Task - Return each line containing the string "nachdem".

Dataset -
▶

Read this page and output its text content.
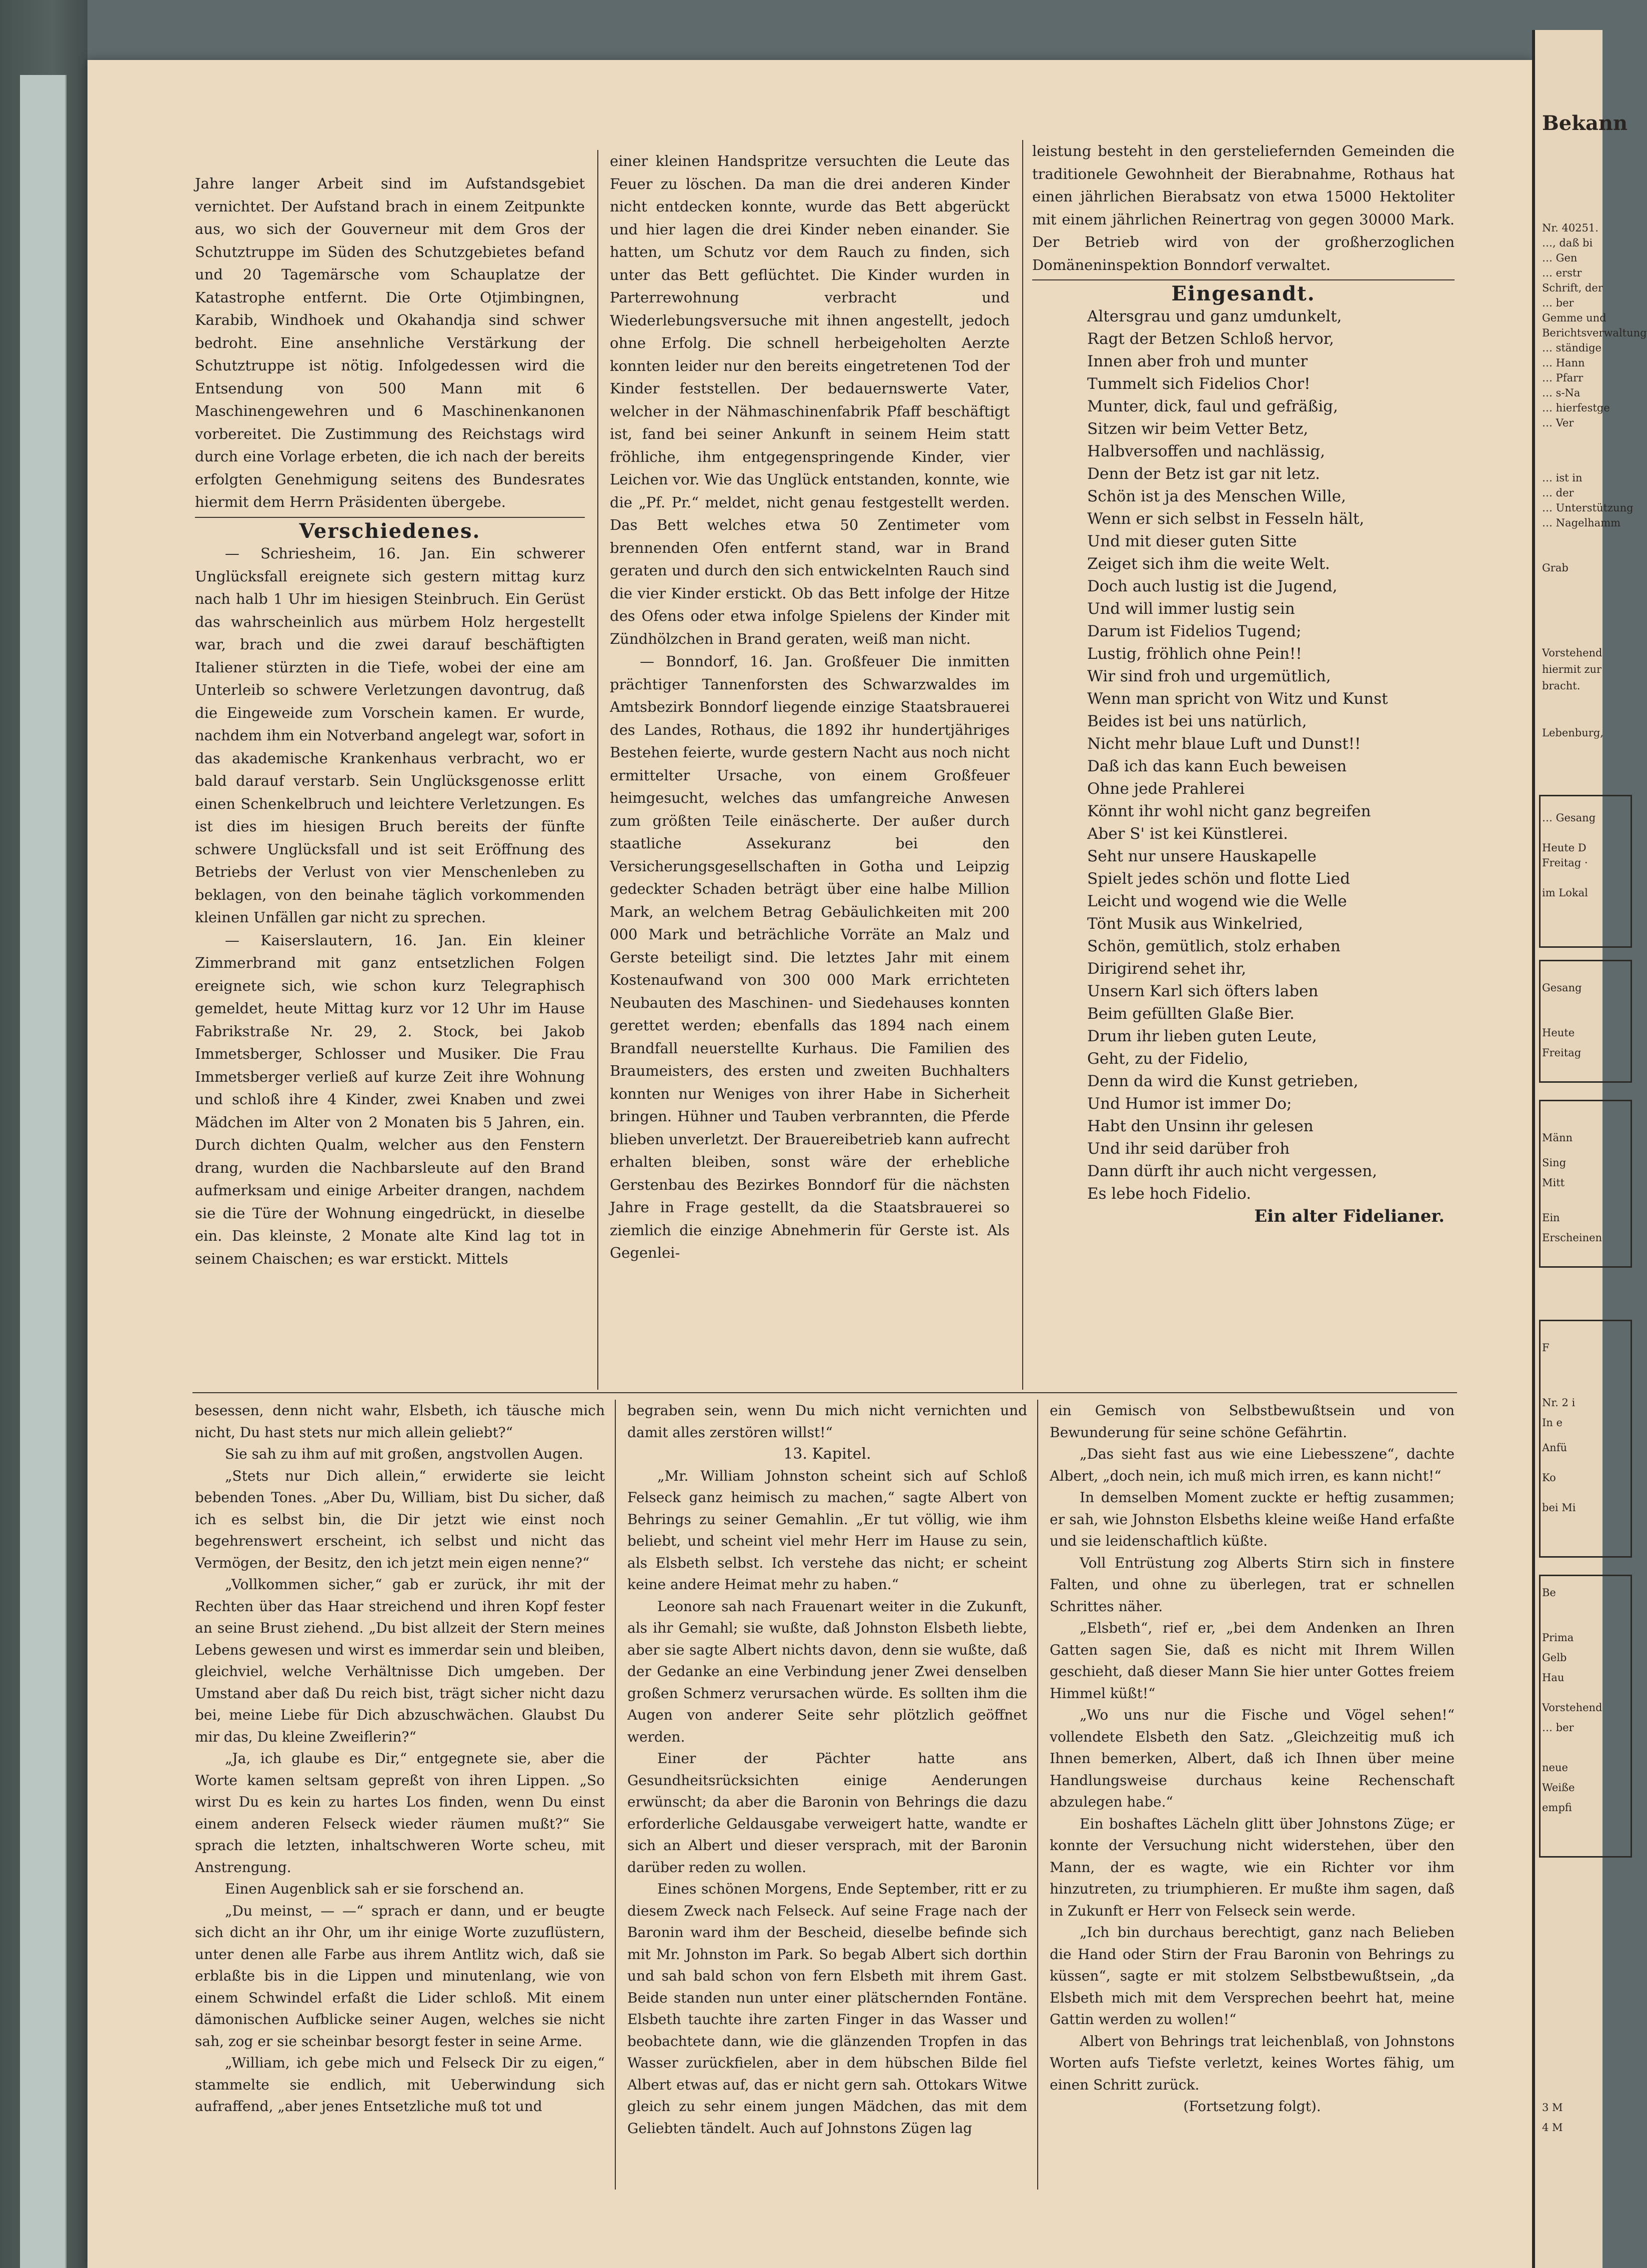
Jahre langer Arbeit sind im Aufstandsgebiet vernichtet. Der Aufstand brach in einem Zeitpunkte aus, wo sich der Gouverneur mit dem Gros der Schutztruppe im Süden des Schutzgebietes befand und 20 Tagemärsche vom Schauplatze der Katastrophe entfernt. Die Orte Otjimbingnen, Karabib, Windhoek und Okahandja sind schwer bedroht. Eine ansehnliche Verstärkung der Schutztruppe ist nötig. Infolgedessen wird die Entsendung von 500 Mann mit 6 Maschinengewehren und 6 Maschinenkanonen vorbereitet. Die Zustimmung des Reichstags wird durch eine Vorlage erbeten, die ich nach der bereits erfolgten Genehmigung seitens des Bundesrates hiermit dem Herrn Präsidenten übergebe.

Verschiedenes.

— Schriesheim, 16. Jan. Ein schwerer Unglücksfall ereignete sich gestern mittag kurz nach halb 1 Uhr im hiesigen Steinbruch. Ein Gerüst das wahrscheinlich aus mürbem Holz hergestellt war, brach und die zwei darauf beschäftigten Italiener stürzten in die Tiefe, wobei der eine am Unterleib so schwere Verletzungen davontrug, daß die Eingeweide zum Vorschein kamen. Er wurde, nachdem ihm ein Notverband angelegt war, sofort in das akademische Krankenhaus verbracht, wo er bald darauf verstarb. Sein Unglücksgenosse erlitt einen Schenkelbruch und leichtere Verletzungen. Es ist dies im hiesigen Bruch bereits der fünfte schwere Unglücksfall und ist seit Eröffnung des Betriebs der Verlust von vier Menschenleben zu beklagen, von den beinahe täglich vorkommenden kleinen Unfällen gar nicht zu sprechen.

— Kaiserslautern, 16. Jan. Ein kleiner Zimmerbrand mit ganz entsetzlichen Folgen ereignete sich, wie schon kurz Telegraphisch gemeldet, heute Mittag kurz vor 12 Uhr im Hause Fabrikstraße Nr. 29, 2. Stock, bei Jakob Immetsberger, Schlosser und Musiker. Die Frau Immetsberger verließ auf kurze Zeit ihre Wohnung und schloß ihre 4 Kinder, zwei Knaben und zwei Mädchen im Alter von 2 Monaten bis 5 Jahren, ein. Durch dichten Qualm, welcher aus den Fenstern drang, wurden die Nachbarsleute auf den Brand aufmerksam und einige Arbeiter drangen, nachdem sie die Türe der Wohnung eingedrückt, in dieselbe ein. Das kleinste, 2 Monate alte Kind lag tot in seinem Chaischen; es war erstickt. Mittels

einer kleinen Handspritze versuchten die Leute das Feuer zu löschen. Da man die drei anderen Kinder nicht entdecken konnte, wurde das Bett abgerückt und hier lagen die drei Kinder neben einander. Sie hatten, um Schutz vor dem Rauch zu finden, sich unter das Bett geflüchtet. Die Kinder wurden in Parterrewohnung verbracht und Wiederlebungsversuche mit ihnen angestellt, jedoch ohne Erfolg. Die schnell herbeigeholten Aerzte konnten leider nur den bereits eingetretenen Tod der Kinder feststellen. Der bedauernswerte Vater, welcher in der Nähmaschinenfabrik Pfaff beschäftigt ist, fand bei seiner Ankunft in seinem Heim statt fröhliche, ihm entgegenspringende Kinder, vier Leichen vor. Wie das Unglück entstanden, konnte, wie die „Pf. Pr.“ meldet, nicht genau festgestellt werden. Das Bett welches etwa 50 Zentimeter vom brennenden Ofen entfernt stand, war in Brand geraten und durch den sich entwickelnten Rauch sind die vier Kinder erstickt. Ob das Bett infolge der Hitze des Ofens oder etwa infolge Spielens der Kinder mit Zündhölzchen in Brand geraten, weiß man nicht.

— Bonndorf, 16. Jan. Großfeuer Die inmitten prächtiger Tannenforsten des Schwarzwaldes im Amtsbezirk Bonndorf liegende einzige Staatsbrauerei des Landes, Rothaus, die 1892 ihr hundertjähriges Bestehen feierte, wurde gestern Nacht aus noch nicht ermittelter Ursache, von einem Großfeuer heimgesucht, welches das umfangreiche Anwesen zum größten Teile einäscherte. Der außer durch staatliche Assekuranz bei den Versicherungsgesellschaften in Gotha und Leipzig gedeckter Schaden beträgt über eine halbe Million Mark, an welchem Betrag Gebäulichkeiten mit 200 000 Mark und beträchliche Vorräte an Malz und Gerste beteiligt sind. Die letztes Jahr mit einem Kostenaufwand von 300 000 Mark errichteten Neubauten des Maschinen- und Siedehauses konnten gerettet werden; ebenfalls das 1894 nach einem Brandfall neuerstellte Kurhaus. Die Familien des Braumeisters, des ersten und zweiten Buchhalters konnten nur Weniges von ihrer Habe in Sicherheit bringen. Hühner und Tauben verbrannten, die Pferde blieben unverletzt. Der Brauereibetrieb kann aufrecht erhalten bleiben, sonst wäre der erhebliche Gerstenbau des Bezirkes Bonndorf für die nächsten Jahre in Frage gestellt, da die Staatsbrauerei so ziemlich die einzige Abnehmerin für Gerste ist. Als Gegenlei-

leistung besteht in den gersteliefernden Gemeinden die traditionele Gewohnheit der Bierabnahme, Rothaus hat einen jährlichen Bierabsatz von etwa 15000 Hektoliter mit einem jährlichen Reinertrag von gegen 30000 Mark. Der Betrieb wird von der großherzoglichen Domäneninspektion Bonndorf verwaltet.

Eingesandt.

Altersgrau und ganz umdunkelt,
Ragt der Betzen Schloß hervor,
Innen aber froh und munter
Tummelt sich Fidelios Chor!
Munter, dick, faul und gefräßig,
Sitzen wir beim Vetter Betz,
Halbversoffen und nachlässig,
Denn der Betz ist gar nit letz.
Schön ist ja des Menschen Wille,
Wenn er sich selbst in Fesseln hält,
Und mit dieser guten Sitte
Zeiget sich ihm die weite Welt.
Doch auch lustig ist die Jugend,
Und will immer lustig sein
Darum ist Fidelios Tugend;
Lustig, fröhlich ohne Pein!!
Wir sind froh und urgemütlich,
Wenn man spricht von Witz und Kunst
Beides ist bei uns natürlich,
Nicht mehr blaue Luft und Dunst!!
Daß ich das kann Euch beweisen
Ohne jede Prahlerei
Könnt ihr wohl nicht ganz begreifen
Aber S' ist kei Künstlerei.
Seht nur unsere Hauskapelle
Spielt jedes schön und flotte Lied
Leicht und wogend wie die Welle
Tönt Musik aus Winkelried,
Schön, gemütlich, stolz erhaben
Dirigirend sehet ihr,
Unsern Karl sich öfters laben
Beim gefüllten Glaße Bier.
Drum ihr lieben guten Leute,
Geht, zu der Fidelio,
Denn da wird die Kunst getrieben,
Und Humor ist immer Do;
Habt den Unsinn ihr gelesen
Und ihr seid darüber froh
Dann dürft ihr auch nicht vergessen,
Es lebe hoch Fidelio.

Ein alter Fidelianer.

besessen, denn nicht wahr, Elsbeth, ich täusche mich nicht, Du hast stets nur mich allein geliebt?“

Sie sah zu ihm auf mit großen, angstvollen Augen.

„Stets nur Dich allein,“ erwiderte sie leicht bebenden Tones. „Aber Du, William, bist Du sicher, daß ich es selbst bin, die Dir jetzt wie einst noch begehrenswert erscheint, ich selbst und nicht das Vermögen, der Besitz, den ich jetzt mein eigen nenne?“

„Vollkommen sicher,“ gab er zurück, ihr mit der Rechten über das Haar streichend und ihren Kopf fester an seine Brust ziehend. „Du bist allzeit der Stern meines Lebens gewesen und wirst es immerdar sein und bleiben, gleichviel, welche Verhältnisse Dich umgeben. Der Umstand aber daß Du reich bist, trägt sicher nicht dazu bei, meine Liebe für Dich abzuschwächen. Glaubst Du mir das, Du kleine Zweiflerin?“

„Ja, ich glaube es Dir,“ entgegnete sie, aber die Worte kamen seltsam gepreßt von ihren Lippen. „So wirst Du es kein zu hartes Los finden, wenn Du einst einem anderen Felseck wieder räumen mußt?“ Sie sprach die letzten, inhaltschweren Worte scheu, mit Anstrengung.

Einen Augenblick sah er sie forschend an.

„Du meinst, — —“ sprach er dann, und er beugte sich dicht an ihr Ohr, um ihr einige Worte zuzuflüstern, unter denen alle Farbe aus ihrem Antlitz wich, daß sie erblaßte bis in die Lippen und minutenlang, wie von einem Schwindel erfaßt die Lider schloß. Mit einem dämonischen Aufblicke seiner Augen, welches sie nicht sah, zog er sie scheinbar besorgt fester in seine Arme.

„William, ich gebe mich und Felseck Dir zu eigen,“ stammelte sie endlich, mit Ueberwindung sich aufraffend, „aber jenes Entsetzliche muß tot und

begraben sein, wenn Du mich nicht vernichten und damit alles zerstören willst!“

13. Kapitel.

„Mr. William Johnston scheint sich auf Schloß Felseck ganz heimisch zu machen,“ sagte Albert von Behrings zu seiner Gemahlin. „Er tut völlig, wie ihm beliebt, und scheint viel mehr Herr im Hause zu sein, als Elsbeth selbst. Ich verstehe das nicht; er scheint keine andere Heimat mehr zu haben.“

Leonore sah nach Frauenart weiter in die Zukunft, als ihr Gemahl; sie wußte, daß Johnston Elsbeth liebte, aber sie sagte Albert nichts davon, denn sie wußte, daß der Gedanke an eine Verbindung jener Zwei denselben großen Schmerz verursachen würde. Es sollten ihm die Augen von anderer Seite sehr plötzlich geöffnet werden.

Einer der Pächter hatte ans Gesundheitsrücksichten einige Aenderungen erwünscht; da aber die Baronin von Behrings die dazu erforderliche Geldausgabe verweigert hatte, wandte er sich an Albert und dieser versprach, mit der Baronin darüber reden zu wollen.

Eines schönen Morgens, Ende September, ritt er zu diesem Zweck nach Felseck. Auf seine Frage nach der Baronin ward ihm der Bescheid, dieselbe befinde sich mit Mr. Johnston im Park. So begab Albert sich dorthin und sah bald schon von fern Elsbeth mit ihrem Gast. Beide standen nun unter einer plätschernden Fontäne. Elsbeth tauchte ihre zarten Finger in das Wasser und beobachtete dann, wie die glänzenden Tropfen in das Wasser zurückfielen, aber in dem hübschen Bilde fiel Albert etwas auf, das er nicht gern sah. Ottokars Witwe gleich zu sehr einem jungen Mädchen, das mit dem Geliebten tändelt. Auch auf Johnstons Zügen lag

ein Gemisch von Selbstbewußtsein und von Bewunderung für seine schöne Gefährtin.

„Das sieht fast aus wie eine Liebesszene“, dachte Albert, „doch nein, ich muß mich irren, es kann nicht!“

In demselben Moment zuckte er heftig zusammen; er sah, wie Johnston Elsbeths kleine weiße Hand erfaßte und sie leidenschaftlich küßte.

Voll Entrüstung zog Alberts Stirn sich in finstere Falten, und ohne zu überlegen, trat er schnellen Schrittes näher.

„Elsbeth“, rief er, „bei dem Andenken an Ihren Gatten sagen Sie, daß es nicht mit Ihrem Willen geschieht, daß dieser Mann Sie hier unter Gottes freiem Himmel küßt!“

„Wo uns nur die Fische und Vögel sehen!“ vollendete Elsbeth den Satz. „Gleichzeitig muß ich Ihnen bemerken, Albert, daß ich Ihnen über meine Handlungsweise durchaus keine Rechenschaft abzulegen habe.“

Ein boshaftes Lächeln glitt über Johnstons Züge; er konnte der Versuchung nicht widerstehen, über den Mann, der es wagte, wie ein Richter vor ihm hinzutreten, zu triumphieren. Er mußte ihm sagen, daß in Zukunft er Herr von Felseck sein werde.

„Ich bin durchaus berechtigt, ganz nach Belieben die Hand oder Stirn der Frau Baronin von Behrings zu küssen“, sagte er mit stolzem Selbstbewußtsein, „da Elsbeth mich mit dem Versprechen beehrt hat, meine Gattin werden zu wollen!“

Albert von Behrings trat leichenblaß, von Johnstons Worten aufs Tiefste verletzt, keines Wortes fähig, um einen Schritt zurück.

(Fortsetzung folgt).

Bekann
Nr. 40251.
…, daß bi
… Gen
… erstr
Schrift, der
… ber
Gemme und
Berichtsverwaltung
… ständige
… Hann
… Pfarr
… s-Na
… hierfestge
… Ver
… ist in
… der
… Unterstützung
… Nagelhamm
Grab
Vorstehend
hiermit zur
bracht.
Lebenburg,
… Gesang
Heute D
Freitag ·
im Lokal
Gesang
Heute
Freitag
Männ
Sing
Mitt
Ein
Erscheinen
F
Nr. 2 i
In e
Anfü
Ko
bei Mi
Be
Prima
Gelb
Hau
Vorstehend
… ber
neue
Weiße
empfi
3 M
4 M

◀

Final result -
— Schriesheim, 16. Jan. Ein schwerer Unglücksfall ereignete sich gestern mittag kurz nach halb 1 Uhr im hiesigen Steinbruch. Ein Gerüst das wahrscheinlich aus mürbem Holz hergestellt war, brach und die zwei darauf beschäftigten Italiener stürzten in die Tiefe, wobei der eine am Unterleib so schwere Verletzungen davontrug, daß die Eingeweide zum Vorschein kamen. Er wurde, nachdem ihm ein Notverband angelegt war, sofort in das akademische Krankenhaus verbracht, wo er bald darauf verstarb. Sein Unglücksgenosse erlitt einen Schenkelbruch und leichtere Verletzungen. Es ist dies im hiesigen Bruch bereits der fünfte schwere Unglücksfall und ist seit Eröffnung des Betriebs der Verlust von vier Menschenleben zu beklagen, von den beinahe täglich vorkommenden kleinen Unfällen gar nicht zu sprechen.
— Kaiserslautern, 16. Jan. Ein kleiner Zimmerbrand mit ganz entsetzlichen Folgen ereignete sich, wie schon kurz Telegraphisch gemeldet, heute Mittag kurz vor 12 Uhr im Hause Fabrikstraße Nr. 29, 2. Stock, bei Jakob Immetsberger, Schlosser und Musiker. Die Frau Immetsberger verließ auf kurze Zeit ihre Wohnung und schloß ihre 4 Kinder, zwei Knaben und zwei Mädchen im Alter von 2 Monaten bis 5 Jahren, ein. Durch dichten Qualm, welcher aus den Fenstern drang, wurden die Nachbarsleute auf den Brand aufmerksam und einige Arbeiter drangen, nachdem sie die Türe der Wohnung eingedrückt, in dieselbe ein. Das kleinste, 2 Monate alte Kind lag tot in seinem Chaischen; es war erstickt. Mittels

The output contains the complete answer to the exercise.